(Your instructions):
Find every line in the records that holds the string "Year". Copy each one.

= = = = = = =

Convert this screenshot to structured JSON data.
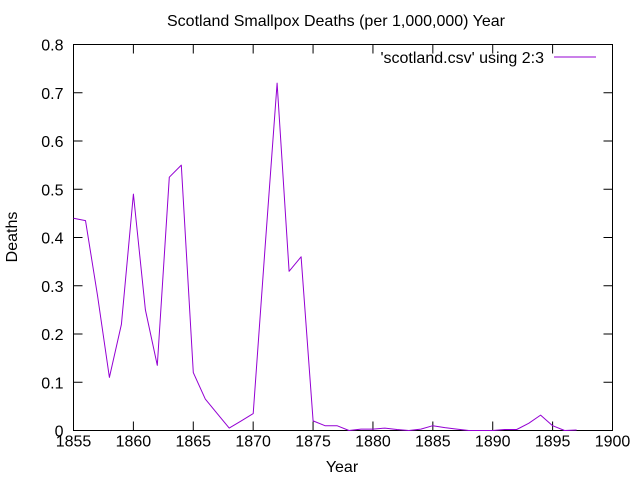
{
  "chart_data": {
    "type": "line",
    "title": "Scotland Smallpox Deaths (per 1,000,000) Year",
    "xlabel": "Year",
    "ylabel": "Deaths",
    "xlim": [
      1855,
      1900
    ],
    "ylim": [
      0,
      0.8
    ],
    "xticks": [
      1855,
      1860,
      1865,
      1870,
      1875,
      1880,
      1885,
      1890,
      1895,
      1900
    ],
    "yticks": [
      0,
      0.1,
      0.2,
      0.3,
      0.4,
      0.5,
      0.6,
      0.7,
      0.8
    ],
    "ytick_labels": [
      "0",
      "0.1",
      "0.2",
      "0.3",
      "0.4",
      "0.5",
      "0.6",
      "0.7",
      "0.8"
    ],
    "grid": false,
    "legend_position": "top-right",
    "colors": {
      "series": "#9400d3",
      "axes": "#000000"
    },
    "series": [
      {
        "name": "'scotland.csv' using 2:3",
        "x": [
          1855,
          1856,
          1857,
          1858,
          1859,
          1860,
          1861,
          1862,
          1863,
          1864,
          1865,
          1866,
          1867,
          1868,
          1869,
          1870,
          1871,
          1872,
          1873,
          1874,
          1875,
          1876,
          1877,
          1878,
          1879,
          1880,
          1881,
          1882,
          1883,
          1884,
          1885,
          1886,
          1887,
          1888,
          1889,
          1890,
          1891,
          1892,
          1893,
          1894,
          1895,
          1896,
          1897
        ],
        "y": [
          0.44,
          0.435,
          0.28,
          0.11,
          0.22,
          0.49,
          0.25,
          0.135,
          0.525,
          0.55,
          0.12,
          0.065,
          0.035,
          0.005,
          0.02,
          0.035,
          0.38,
          0.72,
          0.33,
          0.36,
          0.02,
          0.01,
          0.01,
          0.0,
          0.003,
          0.003,
          0.005,
          0.002,
          0.0,
          0.003,
          0.01,
          0.006,
          0.003,
          0.0,
          0.0,
          0.0,
          0.002,
          0.002,
          0.015,
          0.032,
          0.01,
          0.0,
          0.001
        ]
      }
    ]
  }
}
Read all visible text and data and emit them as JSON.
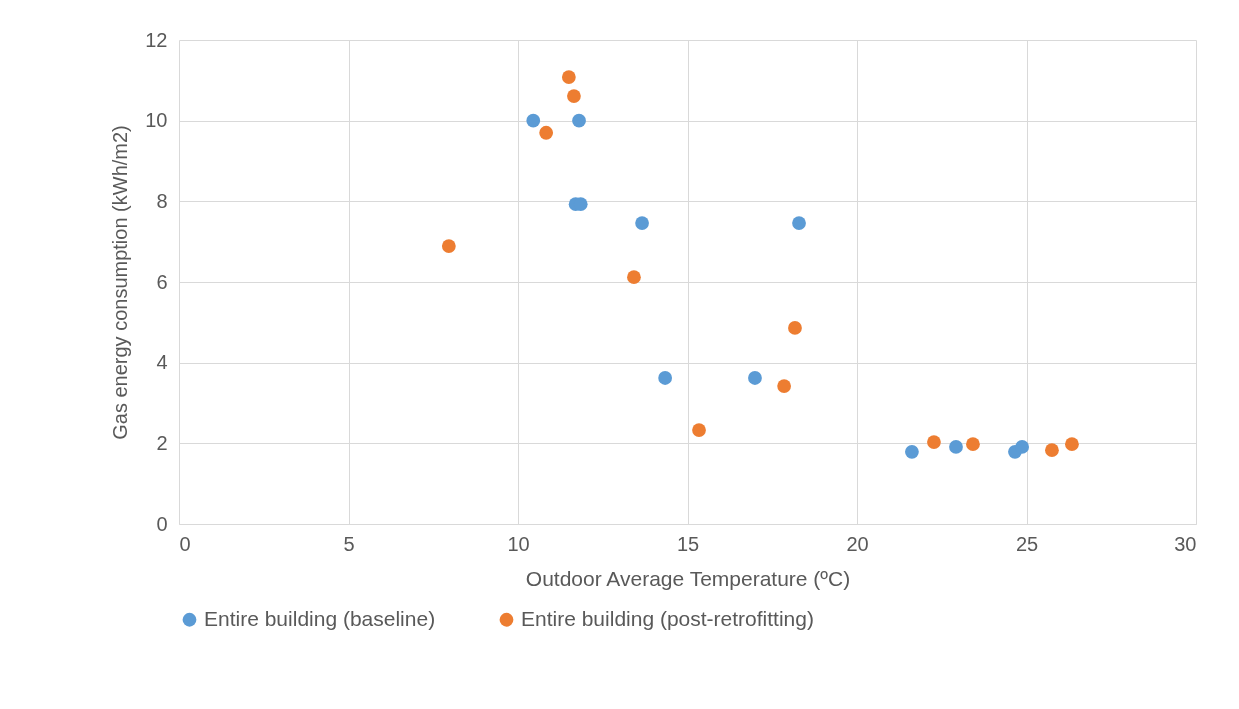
{
  "chart_data": {
    "type": "scatter",
    "xlabel": "Outdoor Average Temperature (ºC)",
    "ylabel": "Gas energy consumption (kWh/m2)",
    "xlim": [
      0,
      30
    ],
    "xticks": [
      0,
      5,
      10,
      15,
      20,
      25,
      30
    ],
    "ylim": [
      0,
      12
    ],
    "yticks": [
      0,
      2,
      4,
      6,
      8,
      10,
      12
    ],
    "grid": true,
    "legend": "bottom",
    "marker": "circle",
    "series": [
      {
        "name": "Entire building (baseline)",
        "color": "#5b9bd5",
        "x": [
          10.45,
          11.8,
          11.7,
          11.85,
          13.66,
          18.29,
          14.34,
          16.99,
          21.62,
          22.92,
          24.66,
          24.87
        ],
        "values": [
          10,
          10,
          7.93,
          7.93,
          7.46,
          7.46,
          3.62,
          3.62,
          1.79,
          1.91,
          1.79,
          1.91
        ]
      },
      {
        "name": "Entire building (post-retrofitting)",
        "color": "#ed7d31",
        "x": [
          11.5,
          11.65,
          10.83,
          7.96,
          13.42,
          18.17,
          17.85,
          15.34,
          22.27,
          23.42,
          25.75,
          26.34
        ],
        "values": [
          11.08,
          10.61,
          9.7,
          6.89,
          6.12,
          4.86,
          3.42,
          2.33,
          2.03,
          1.98,
          1.83,
          1.98
        ]
      }
    ]
  }
}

= = = = = = =

(Solution to this exercise):
    "title": "Scotland Smallpox Deaths (per 1,000,000) Year",
    "xlabel": "Year",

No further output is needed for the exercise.